Dataset rows about figures:
============

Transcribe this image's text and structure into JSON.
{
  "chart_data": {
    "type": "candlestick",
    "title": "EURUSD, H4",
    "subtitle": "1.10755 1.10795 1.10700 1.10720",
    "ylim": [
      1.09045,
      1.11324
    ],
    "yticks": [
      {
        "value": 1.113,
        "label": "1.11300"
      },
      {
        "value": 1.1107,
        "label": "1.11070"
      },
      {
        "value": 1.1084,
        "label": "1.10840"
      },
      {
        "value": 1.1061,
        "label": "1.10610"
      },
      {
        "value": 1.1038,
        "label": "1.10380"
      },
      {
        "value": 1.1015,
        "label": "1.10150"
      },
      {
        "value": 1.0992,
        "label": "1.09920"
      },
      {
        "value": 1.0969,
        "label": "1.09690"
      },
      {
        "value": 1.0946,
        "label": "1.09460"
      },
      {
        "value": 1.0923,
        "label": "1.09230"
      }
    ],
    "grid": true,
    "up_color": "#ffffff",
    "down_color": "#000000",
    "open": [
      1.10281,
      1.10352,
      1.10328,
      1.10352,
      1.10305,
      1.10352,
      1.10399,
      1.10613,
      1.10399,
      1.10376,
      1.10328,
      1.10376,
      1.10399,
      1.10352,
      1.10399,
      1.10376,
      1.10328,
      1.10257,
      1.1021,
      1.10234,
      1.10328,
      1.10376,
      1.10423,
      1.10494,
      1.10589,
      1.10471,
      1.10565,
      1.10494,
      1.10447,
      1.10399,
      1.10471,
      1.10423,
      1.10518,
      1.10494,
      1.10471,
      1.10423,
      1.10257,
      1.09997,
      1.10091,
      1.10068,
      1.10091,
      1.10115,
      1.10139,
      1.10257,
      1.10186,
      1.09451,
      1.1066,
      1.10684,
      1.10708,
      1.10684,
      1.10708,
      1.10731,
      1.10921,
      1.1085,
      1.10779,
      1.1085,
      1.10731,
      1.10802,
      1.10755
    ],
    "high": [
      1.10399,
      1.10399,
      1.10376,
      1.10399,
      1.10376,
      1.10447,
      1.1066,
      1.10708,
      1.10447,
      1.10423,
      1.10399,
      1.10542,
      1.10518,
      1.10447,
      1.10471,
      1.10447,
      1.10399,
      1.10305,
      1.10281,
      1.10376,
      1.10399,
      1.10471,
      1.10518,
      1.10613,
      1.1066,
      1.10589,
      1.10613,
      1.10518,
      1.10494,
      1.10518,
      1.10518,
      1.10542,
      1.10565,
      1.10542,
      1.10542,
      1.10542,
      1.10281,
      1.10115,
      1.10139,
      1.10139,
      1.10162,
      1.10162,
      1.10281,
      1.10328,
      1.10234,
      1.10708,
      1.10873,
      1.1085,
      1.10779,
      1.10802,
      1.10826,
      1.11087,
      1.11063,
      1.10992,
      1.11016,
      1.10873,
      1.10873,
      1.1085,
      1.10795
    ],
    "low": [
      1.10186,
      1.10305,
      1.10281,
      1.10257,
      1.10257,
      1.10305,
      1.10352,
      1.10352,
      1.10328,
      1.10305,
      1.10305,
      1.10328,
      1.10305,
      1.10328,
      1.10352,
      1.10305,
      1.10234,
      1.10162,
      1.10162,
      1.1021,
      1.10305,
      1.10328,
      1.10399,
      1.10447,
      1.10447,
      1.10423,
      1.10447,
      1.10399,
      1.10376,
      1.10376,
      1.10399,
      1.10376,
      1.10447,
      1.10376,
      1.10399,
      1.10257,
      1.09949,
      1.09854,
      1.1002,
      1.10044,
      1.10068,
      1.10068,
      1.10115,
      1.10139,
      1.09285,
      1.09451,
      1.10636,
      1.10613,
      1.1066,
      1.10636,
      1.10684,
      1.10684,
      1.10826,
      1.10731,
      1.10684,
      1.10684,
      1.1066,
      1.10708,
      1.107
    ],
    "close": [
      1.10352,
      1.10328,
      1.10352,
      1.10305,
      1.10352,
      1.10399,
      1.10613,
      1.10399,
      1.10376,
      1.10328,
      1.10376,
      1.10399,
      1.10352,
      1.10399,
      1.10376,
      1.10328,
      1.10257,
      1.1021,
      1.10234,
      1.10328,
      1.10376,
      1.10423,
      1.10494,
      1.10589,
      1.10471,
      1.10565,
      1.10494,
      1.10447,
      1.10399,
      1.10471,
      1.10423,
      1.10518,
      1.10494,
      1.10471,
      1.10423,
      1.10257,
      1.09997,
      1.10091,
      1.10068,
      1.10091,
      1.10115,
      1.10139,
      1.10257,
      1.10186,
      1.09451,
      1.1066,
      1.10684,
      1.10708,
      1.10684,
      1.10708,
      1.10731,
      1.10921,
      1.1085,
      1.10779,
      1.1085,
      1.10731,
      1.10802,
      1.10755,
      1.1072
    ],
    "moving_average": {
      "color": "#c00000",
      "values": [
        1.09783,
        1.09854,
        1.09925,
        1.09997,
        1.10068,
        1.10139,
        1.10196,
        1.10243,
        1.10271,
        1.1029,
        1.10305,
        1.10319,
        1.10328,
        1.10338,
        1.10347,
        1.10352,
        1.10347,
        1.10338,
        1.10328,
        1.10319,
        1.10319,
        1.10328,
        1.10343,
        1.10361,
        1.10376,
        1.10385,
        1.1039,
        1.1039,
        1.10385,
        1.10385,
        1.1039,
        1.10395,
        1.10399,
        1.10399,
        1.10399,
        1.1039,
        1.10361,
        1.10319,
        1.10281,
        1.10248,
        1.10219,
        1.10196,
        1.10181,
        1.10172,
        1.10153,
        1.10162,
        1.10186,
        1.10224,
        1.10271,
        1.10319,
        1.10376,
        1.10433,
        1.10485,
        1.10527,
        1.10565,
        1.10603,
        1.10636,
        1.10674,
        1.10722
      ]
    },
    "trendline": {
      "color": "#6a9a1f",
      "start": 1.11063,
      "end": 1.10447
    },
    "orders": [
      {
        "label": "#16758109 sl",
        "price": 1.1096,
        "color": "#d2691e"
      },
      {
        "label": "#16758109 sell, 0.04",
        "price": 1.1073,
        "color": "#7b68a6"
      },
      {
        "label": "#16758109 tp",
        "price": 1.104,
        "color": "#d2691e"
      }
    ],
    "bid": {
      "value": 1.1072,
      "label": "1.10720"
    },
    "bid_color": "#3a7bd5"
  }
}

============

### WORK INSTRUCTIONS
Nothing in the listing may be changed; retype it all exactly.

### FINAL RESULT
Transcribe this image's text and structure into JSON.
{
  "chart_data": {
    "type": "candlestick",
    "title": "EURUSD, H4",
    "subtitle": "1.10755 1.10795 1.10700 1.10720",
    "ylim": [
      1.09045,
      1.11324
    ],
    "yticks": [
      {
        "value": 1.113,
        "label": "1.11300"
      },
      {
        "value": 1.1107,
        "label": "1.11070"
      },
      {
        "value": 1.1084,
        "label": "1.10840"
      },
      {
        "value": 1.1061,
        "label": "1.10610"
      },
      {
        "value": 1.1038,
        "label": "1.10380"
      },
      {
        "value": 1.1015,
        "label": "1.10150"
      },
      {
        "value": 1.0992,
        "label": "1.09920"
      },
      {
        "value": 1.0969,
        "label": "1.09690"
      },
      {
        "value": 1.0946,
        "label": "1.09460"
      },
      {
        "value": 1.0923,
        "label": "1.09230"
      }
    ],
    "grid": true,
    "up_color": "#ffffff",
    "down_color": "#000000",
    "open": [
      1.10281,
      1.10352,
      1.10328,
      1.10352,
      1.10305,
      1.10352,
      1.10399,
      1.10613,
      1.10399,
      1.10376,
      1.10328,
      1.10376,
      1.10399,
      1.10352,
      1.10399,
      1.10376,
      1.10328,
      1.10257,
      1.1021,
      1.10234,
      1.10328,
      1.10376,
      1.10423,
      1.10494,
      1.10589,
      1.10471,
      1.10565,
      1.10494,
      1.10447,
      1.10399,
      1.10471,
      1.10423,
      1.10518,
      1.10494,
      1.10471,
      1.10423,
      1.10257,
      1.09997,
      1.10091,
      1.10068,
      1.10091,
      1.10115,
      1.10139,
      1.10257,
      1.10186,
      1.09451,
      1.1066,
      1.10684,
      1.10708,
      1.10684,
      1.10708,
      1.10731,
      1.10921,
      1.1085,
      1.10779,
      1.1085,
      1.10731,
      1.10802,
      1.10755
    ],
    "high": [
      1.10399,
      1.10399,
      1.10376,
      1.10399,
      1.10376,
      1.10447,
      1.1066,
      1.10708,
      1.10447,
      1.10423,
      1.10399,
      1.10542,
      1.10518,
      1.10447,
      1.10471,
      1.10447,
      1.10399,
      1.10305,
      1.10281,
      1.10376,
      1.10399,
      1.10471,
      1.10518,
      1.10613,
      1.1066,
      1.10589,
      1.10613,
      1.10518,
      1.10494,
      1.10518,
      1.10518,
      1.10542,
      1.10565,
      1.10542,
      1.10542,
      1.10542,
      1.10281,
      1.10115,
      1.10139,
      1.10139,
      1.10162,
      1.10162,
      1.10281,
      1.10328,
      1.10234,
      1.10708,
      1.10873,
      1.1085,
      1.10779,
      1.10802,
      1.10826,
      1.11087,
      1.11063,
      1.10992,
      1.11016,
      1.10873,
      1.10873,
      1.1085,
      1.10795
    ],
    "low": [
      1.10186,
      1.10305,
      1.10281,
      1.10257,
      1.10257,
      1.10305,
      1.10352,
      1.10352,
      1.10328,
      1.10305,
      1.10305,
      1.10328,
      1.10305,
      1.10328,
      1.10352,
      1.10305,
      1.10234,
      1.10162,
      1.10162,
      1.1021,
      1.10305,
      1.10328,
      1.10399,
      1.10447,
      1.10447,
      1.10423,
      1.10447,
      1.10399,
      1.10376,
      1.10376,
      1.10399,
      1.10376,
      1.10447,
      1.10376,
      1.10399,
      1.10257,
      1.09949,
      1.09854,
      1.1002,
      1.10044,
      1.10068,
      1.10068,
      1.10115,
      1.10139,
      1.09285,
      1.09451,
      1.10636,
      1.10613,
      1.1066,
      1.10636,
      1.10684,
      1.10684,
      1.10826,
      1.10731,
      1.10684,
      1.10684,
      1.1066,
      1.10708,
      1.107
    ],
    "close": [
      1.10352,
      1.10328,
      1.10352,
      1.10305,
      1.10352,
      1.10399,
      1.10613,
      1.10399,
      1.10376,
      1.10328,
      1.10376,
      1.10399,
      1.10352,
      1.10399,
      1.10376,
      1.10328,
      1.10257,
      1.1021,
      1.10234,
      1.10328,
      1.10376,
      1.10423,
      1.10494,
      1.10589,
      1.10471,
      1.10565,
      1.10494,
      1.10447,
      1.10399,
      1.10471,
      1.10423,
      1.10518,
      1.10494,
      1.10471,
      1.10423,
      1.10257,
      1.09997,
      1.10091,
      1.10068,
      1.10091,
      1.10115,
      1.10139,
      1.10257,
      1.10186,
      1.09451,
      1.1066,
      1.10684,
      1.10708,
      1.10684,
      1.10708,
      1.10731,
      1.10921,
      1.1085,
      1.10779,
      1.1085,
      1.10731,
      1.10802,
      1.10755,
      1.1072
    ],
    "moving_average": {
      "color": "#c00000",
      "values": [
        1.09783,
        1.09854,
        1.09925,
        1.09997,
        1.10068,
        1.10139,
        1.10196,
        1.10243,
        1.10271,
        1.1029,
        1.10305,
        1.10319,
        1.10328,
        1.10338,
        1.10347,
        1.10352,
        1.10347,
        1.10338,
        1.10328,
        1.10319,
        1.10319,
        1.10328,
        1.10343,
        1.10361,
        1.10376,
        1.10385,
        1.1039,
        1.1039,
        1.10385,
        1.10385,
        1.1039,
        1.10395,
        1.10399,
        1.10399,
        1.10399,
        1.1039,
        1.10361,
        1.10319,
        1.10281,
        1.10248,
        1.10219,
        1.10196,
        1.10181,
        1.10172,
        1.10153,
        1.10162,
        1.10186,
        1.10224,
        1.10271,
        1.10319,
        1.10376,
        1.10433,
        1.10485,
        1.10527,
        1.10565,
        1.10603,
        1.10636,
        1.10674,
        1.10722
      ]
    },
    "trendline": {
      "color": "#6a9a1f",
      "start": 1.11063,
      "end": 1.10447
    },
    "orders": [
      {
        "label": "#16758109 sl",
        "price": 1.1096,
        "color": "#d2691e"
      },
      {
        "label": "#16758109 sell, 0.04",
        "price": 1.1073,
        "color": "#7b68a6"
      },
      {
        "label": "#16758109 tp",
        "price": 1.104,
        "color": "#d2691e"
      }
    ],
    "bid": {
      "value": 1.1072,
      "label": "1.10720"
    },
    "bid_color": "#3a7bd5"
  }
}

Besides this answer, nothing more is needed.